* start DATA FOR THE TASK *

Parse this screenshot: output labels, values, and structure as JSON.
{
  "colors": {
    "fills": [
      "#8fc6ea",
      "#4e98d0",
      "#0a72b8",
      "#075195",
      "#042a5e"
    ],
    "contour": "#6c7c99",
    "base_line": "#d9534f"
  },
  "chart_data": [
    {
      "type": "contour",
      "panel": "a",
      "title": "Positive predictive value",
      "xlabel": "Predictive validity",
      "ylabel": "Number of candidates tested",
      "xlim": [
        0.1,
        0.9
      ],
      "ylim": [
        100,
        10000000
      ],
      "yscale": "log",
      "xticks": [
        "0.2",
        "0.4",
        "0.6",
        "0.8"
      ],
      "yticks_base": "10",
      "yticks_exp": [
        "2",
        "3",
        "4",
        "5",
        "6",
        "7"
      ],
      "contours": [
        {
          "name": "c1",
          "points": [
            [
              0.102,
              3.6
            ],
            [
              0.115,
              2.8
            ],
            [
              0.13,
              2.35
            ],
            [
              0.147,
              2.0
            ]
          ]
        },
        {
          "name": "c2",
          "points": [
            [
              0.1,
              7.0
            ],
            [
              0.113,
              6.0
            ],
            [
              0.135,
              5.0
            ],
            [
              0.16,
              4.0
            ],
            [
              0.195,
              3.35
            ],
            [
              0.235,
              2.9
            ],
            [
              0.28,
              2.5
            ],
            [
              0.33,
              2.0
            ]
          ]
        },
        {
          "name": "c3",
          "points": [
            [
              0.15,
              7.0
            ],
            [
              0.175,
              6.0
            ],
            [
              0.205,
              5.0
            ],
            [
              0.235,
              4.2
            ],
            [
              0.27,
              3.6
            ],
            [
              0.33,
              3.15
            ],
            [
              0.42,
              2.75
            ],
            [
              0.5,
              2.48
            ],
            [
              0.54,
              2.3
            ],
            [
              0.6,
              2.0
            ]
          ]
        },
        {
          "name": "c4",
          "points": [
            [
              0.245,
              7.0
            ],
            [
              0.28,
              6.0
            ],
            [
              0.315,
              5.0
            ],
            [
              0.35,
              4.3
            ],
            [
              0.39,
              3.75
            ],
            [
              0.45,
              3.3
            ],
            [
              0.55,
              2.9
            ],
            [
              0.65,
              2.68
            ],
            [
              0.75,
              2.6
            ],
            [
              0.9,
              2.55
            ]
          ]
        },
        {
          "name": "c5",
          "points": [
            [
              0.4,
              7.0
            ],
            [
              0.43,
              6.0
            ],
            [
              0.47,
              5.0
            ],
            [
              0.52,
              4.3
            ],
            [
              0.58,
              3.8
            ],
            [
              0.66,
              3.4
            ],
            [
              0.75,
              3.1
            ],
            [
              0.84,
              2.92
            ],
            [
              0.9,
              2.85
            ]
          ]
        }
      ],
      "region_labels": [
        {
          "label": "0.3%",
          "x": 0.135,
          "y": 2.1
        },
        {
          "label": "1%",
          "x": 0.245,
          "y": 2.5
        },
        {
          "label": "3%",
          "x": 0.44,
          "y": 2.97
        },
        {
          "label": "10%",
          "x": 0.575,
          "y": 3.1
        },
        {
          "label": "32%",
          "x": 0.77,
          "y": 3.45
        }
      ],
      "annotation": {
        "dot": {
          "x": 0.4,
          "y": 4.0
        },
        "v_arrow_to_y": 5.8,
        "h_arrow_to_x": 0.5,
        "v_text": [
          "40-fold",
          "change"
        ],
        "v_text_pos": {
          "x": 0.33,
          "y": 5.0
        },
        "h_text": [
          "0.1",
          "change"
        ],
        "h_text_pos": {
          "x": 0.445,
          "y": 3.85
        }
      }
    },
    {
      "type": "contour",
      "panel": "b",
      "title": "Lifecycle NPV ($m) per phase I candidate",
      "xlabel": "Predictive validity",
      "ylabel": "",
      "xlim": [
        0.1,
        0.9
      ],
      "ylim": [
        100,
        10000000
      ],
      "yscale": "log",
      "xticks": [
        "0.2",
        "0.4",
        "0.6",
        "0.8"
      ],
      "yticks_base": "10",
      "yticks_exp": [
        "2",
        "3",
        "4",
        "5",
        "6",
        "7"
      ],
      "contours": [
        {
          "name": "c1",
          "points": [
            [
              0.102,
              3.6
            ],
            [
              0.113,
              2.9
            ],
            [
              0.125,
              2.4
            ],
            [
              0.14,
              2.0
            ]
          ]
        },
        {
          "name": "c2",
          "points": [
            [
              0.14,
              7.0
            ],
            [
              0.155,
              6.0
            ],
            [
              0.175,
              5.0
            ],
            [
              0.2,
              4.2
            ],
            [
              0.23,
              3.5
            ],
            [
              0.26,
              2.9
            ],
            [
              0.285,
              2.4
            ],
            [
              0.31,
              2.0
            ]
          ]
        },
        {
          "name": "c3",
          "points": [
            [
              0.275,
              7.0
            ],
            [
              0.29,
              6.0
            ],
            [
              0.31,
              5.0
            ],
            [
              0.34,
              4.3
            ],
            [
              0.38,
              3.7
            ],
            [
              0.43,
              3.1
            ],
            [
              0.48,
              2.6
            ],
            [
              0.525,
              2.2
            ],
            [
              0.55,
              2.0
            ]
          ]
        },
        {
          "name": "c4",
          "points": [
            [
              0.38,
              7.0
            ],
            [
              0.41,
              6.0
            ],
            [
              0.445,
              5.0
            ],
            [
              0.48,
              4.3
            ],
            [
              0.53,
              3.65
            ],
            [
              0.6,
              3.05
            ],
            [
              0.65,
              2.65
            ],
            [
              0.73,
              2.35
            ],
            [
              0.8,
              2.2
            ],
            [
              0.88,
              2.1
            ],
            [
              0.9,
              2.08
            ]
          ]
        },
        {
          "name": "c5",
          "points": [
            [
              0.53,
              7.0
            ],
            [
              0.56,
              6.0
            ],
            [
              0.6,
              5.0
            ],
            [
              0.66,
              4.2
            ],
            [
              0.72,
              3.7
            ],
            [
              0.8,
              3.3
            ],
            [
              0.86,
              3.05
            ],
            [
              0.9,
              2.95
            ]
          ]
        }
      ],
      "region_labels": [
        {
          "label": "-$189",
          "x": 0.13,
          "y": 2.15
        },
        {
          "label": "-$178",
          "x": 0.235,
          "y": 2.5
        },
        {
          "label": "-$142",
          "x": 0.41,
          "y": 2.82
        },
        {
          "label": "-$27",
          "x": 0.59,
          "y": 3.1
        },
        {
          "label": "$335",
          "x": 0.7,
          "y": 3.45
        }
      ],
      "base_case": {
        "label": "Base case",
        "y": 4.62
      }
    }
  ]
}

* end DATA FOR THE TASK *

Return all the data exactly as given.

Parse this screenshot: output labels, values, and structure as JSON.
{
  "colors": {
    "fills": [
      "#8fc6ea",
      "#4e98d0",
      "#0a72b8",
      "#075195",
      "#042a5e"
    ],
    "contour": "#6c7c99",
    "base_line": "#d9534f"
  },
  "chart_data": [
    {
      "type": "contour",
      "panel": "a",
      "title": "Positive predictive value",
      "xlabel": "Predictive validity",
      "ylabel": "Number of candidates tested",
      "xlim": [
        0.1,
        0.9
      ],
      "ylim": [
        100,
        10000000
      ],
      "yscale": "log",
      "xticks": [
        "0.2",
        "0.4",
        "0.6",
        "0.8"
      ],
      "yticks_base": "10",
      "yticks_exp": [
        "2",
        "3",
        "4",
        "5",
        "6",
        "7"
      ],
      "contours": [
        {
          "name": "c1",
          "points": [
            [
              0.102,
              3.6
            ],
            [
              0.115,
              2.8
            ],
            [
              0.13,
              2.35
            ],
            [
              0.147,
              2.0
            ]
          ]
        },
        {
          "name": "c2",
          "points": [
            [
              0.1,
              7.0
            ],
            [
              0.113,
              6.0
            ],
            [
              0.135,
              5.0
            ],
            [
              0.16,
              4.0
            ],
            [
              0.195,
              3.35
            ],
            [
              0.235,
              2.9
            ],
            [
              0.28,
              2.5
            ],
            [
              0.33,
              2.0
            ]
          ]
        },
        {
          "name": "c3",
          "points": [
            [
              0.15,
              7.0
            ],
            [
              0.175,
              6.0
            ],
            [
              0.205,
              5.0
            ],
            [
              0.235,
              4.2
            ],
            [
              0.27,
              3.6
            ],
            [
              0.33,
              3.15
            ],
            [
              0.42,
              2.75
            ],
            [
              0.5,
              2.48
            ],
            [
              0.54,
              2.3
            ],
            [
              0.6,
              2.0
            ]
          ]
        },
        {
          "name": "c4",
          "points": [
            [
              0.245,
              7.0
            ],
            [
              0.28,
              6.0
            ],
            [
              0.315,
              5.0
            ],
            [
              0.35,
              4.3
            ],
            [
              0.39,
              3.75
            ],
            [
              0.45,
              3.3
            ],
            [
              0.55,
              2.9
            ],
            [
              0.65,
              2.68
            ],
            [
              0.75,
              2.6
            ],
            [
              0.9,
              2.55
            ]
          ]
        },
        {
          "name": "c5",
          "points": [
            [
              0.4,
              7.0
            ],
            [
              0.43,
              6.0
            ],
            [
              0.47,
              5.0
            ],
            [
              0.52,
              4.3
            ],
            [
              0.58,
              3.8
            ],
            [
              0.66,
              3.4
            ],
            [
              0.75,
              3.1
            ],
            [
              0.84,
              2.92
            ],
            [
              0.9,
              2.85
            ]
          ]
        }
      ],
      "region_labels": [
        {
          "label": "0.3%",
          "x": 0.135,
          "y": 2.1
        },
        {
          "label": "1%",
          "x": 0.245,
          "y": 2.5
        },
        {
          "label": "3%",
          "x": 0.44,
          "y": 2.97
        },
        {
          "label": "10%",
          "x": 0.575,
          "y": 3.1
        },
        {
          "label": "32%",
          "x": 0.77,
          "y": 3.45
        }
      ],
      "annotation": {
        "dot": {
          "x": 0.4,
          "y": 4.0
        },
        "v_arrow_to_y": 5.8,
        "h_arrow_to_x": 0.5,
        "v_text": [
          "40-fold",
          "change"
        ],
        "v_text_pos": {
          "x": 0.33,
          "y": 5.0
        },
        "h_text": [
          "0.1",
          "change"
        ],
        "h_text_pos": {
          "x": 0.445,
          "y": 3.85
        }
      }
    },
    {
      "type": "contour",
      "panel": "b",
      "title": "Lifecycle NPV ($m) per phase I candidate",
      "xlabel": "Predictive validity",
      "ylabel": "",
      "xlim": [
        0.1,
        0.9
      ],
      "ylim": [
        100,
        10000000
      ],
      "yscale": "log",
      "xticks": [
        "0.2",
        "0.4",
        "0.6",
        "0.8"
      ],
      "yticks_base": "10",
      "yticks_exp": [
        "2",
        "3",
        "4",
        "5",
        "6",
        "7"
      ],
      "contours": [
        {
          "name": "c1",
          "points": [
            [
              0.102,
              3.6
            ],
            [
              0.113,
              2.9
            ],
            [
              0.125,
              2.4
            ],
            [
              0.14,
              2.0
            ]
          ]
        },
        {
          "name": "c2",
          "points": [
            [
              0.14,
              7.0
            ],
            [
              0.155,
              6.0
            ],
            [
              0.175,
              5.0
            ],
            [
              0.2,
              4.2
            ],
            [
              0.23,
              3.5
            ],
            [
              0.26,
              2.9
            ],
            [
              0.285,
              2.4
            ],
            [
              0.31,
              2.0
            ]
          ]
        },
        {
          "name": "c3",
          "points": [
            [
              0.275,
              7.0
            ],
            [
              0.29,
              6.0
            ],
            [
              0.31,
              5.0
            ],
            [
              0.34,
              4.3
            ],
            [
              0.38,
              3.7
            ],
            [
              0.43,
              3.1
            ],
            [
              0.48,
              2.6
            ],
            [
              0.525,
              2.2
            ],
            [
              0.55,
              2.0
            ]
          ]
        },
        {
          "name": "c4",
          "points": [
            [
              0.38,
              7.0
            ],
            [
              0.41,
              6.0
            ],
            [
              0.445,
              5.0
            ],
            [
              0.48,
              4.3
            ],
            [
              0.53,
              3.65
            ],
            [
              0.6,
              3.05
            ],
            [
              0.65,
              2.65
            ],
            [
              0.73,
              2.35
            ],
            [
              0.8,
              2.2
            ],
            [
              0.88,
              2.1
            ],
            [
              0.9,
              2.08
            ]
          ]
        },
        {
          "name": "c5",
          "points": [
            [
              0.53,
              7.0
            ],
            [
              0.56,
              6.0
            ],
            [
              0.6,
              5.0
            ],
            [
              0.66,
              4.2
            ],
            [
              0.72,
              3.7
            ],
            [
              0.8,
              3.3
            ],
            [
              0.86,
              3.05
            ],
            [
              0.9,
              2.95
            ]
          ]
        }
      ],
      "region_labels": [
        {
          "label": "-$189",
          "x": 0.13,
          "y": 2.15
        },
        {
          "label": "-$178",
          "x": 0.235,
          "y": 2.5
        },
        {
          "label": "-$142",
          "x": 0.41,
          "y": 2.82
        },
        {
          "label": "-$27",
          "x": 0.59,
          "y": 3.1
        },
        {
          "label": "$335",
          "x": 0.7,
          "y": 3.45
        }
      ],
      "base_case": {
        "label": "Base case",
        "y": 4.62
      }
    }
  ]
}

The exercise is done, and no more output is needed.